(GIVEN REQUEST) Pick out every line that holds the string "next" and copy it.

(INFORMATION SUPPLIED)
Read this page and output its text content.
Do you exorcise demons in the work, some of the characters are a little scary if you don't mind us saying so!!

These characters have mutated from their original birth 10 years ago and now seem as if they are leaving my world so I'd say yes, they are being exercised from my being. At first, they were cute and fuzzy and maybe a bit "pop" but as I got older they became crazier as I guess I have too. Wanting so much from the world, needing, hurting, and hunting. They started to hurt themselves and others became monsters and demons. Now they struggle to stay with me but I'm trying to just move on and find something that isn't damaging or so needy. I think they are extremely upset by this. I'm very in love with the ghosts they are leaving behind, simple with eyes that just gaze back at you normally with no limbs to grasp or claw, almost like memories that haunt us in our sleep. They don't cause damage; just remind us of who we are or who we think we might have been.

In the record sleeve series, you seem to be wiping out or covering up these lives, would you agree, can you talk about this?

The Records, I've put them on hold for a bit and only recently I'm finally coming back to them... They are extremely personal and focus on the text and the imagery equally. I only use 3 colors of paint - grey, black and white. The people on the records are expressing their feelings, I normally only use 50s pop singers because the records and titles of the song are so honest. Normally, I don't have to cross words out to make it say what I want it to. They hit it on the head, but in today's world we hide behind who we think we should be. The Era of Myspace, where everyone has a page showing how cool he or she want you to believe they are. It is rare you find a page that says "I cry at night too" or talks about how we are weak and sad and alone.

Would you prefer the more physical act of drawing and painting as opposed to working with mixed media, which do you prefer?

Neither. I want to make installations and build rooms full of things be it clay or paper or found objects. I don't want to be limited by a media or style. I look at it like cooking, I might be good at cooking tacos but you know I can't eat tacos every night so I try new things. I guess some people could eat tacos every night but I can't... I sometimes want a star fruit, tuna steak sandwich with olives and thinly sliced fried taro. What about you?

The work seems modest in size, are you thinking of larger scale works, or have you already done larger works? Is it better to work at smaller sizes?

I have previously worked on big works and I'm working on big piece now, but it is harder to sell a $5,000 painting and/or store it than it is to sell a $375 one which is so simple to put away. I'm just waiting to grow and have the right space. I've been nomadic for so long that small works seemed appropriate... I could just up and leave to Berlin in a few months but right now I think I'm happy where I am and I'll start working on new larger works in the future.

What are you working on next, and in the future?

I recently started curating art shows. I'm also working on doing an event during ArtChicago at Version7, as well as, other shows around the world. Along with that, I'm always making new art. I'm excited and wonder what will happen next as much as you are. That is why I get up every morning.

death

(RESULT FOR THIS EXERCISE)
What are you working on next, and in the future?
I recently started curating art shows. I'm also working on doing an event during ArtChicago at Version7, as well as, other shows around the world. Along with that, I'm always making new art. I'm excited and wonder what will happen next as much as you are. That is why I get up every morning.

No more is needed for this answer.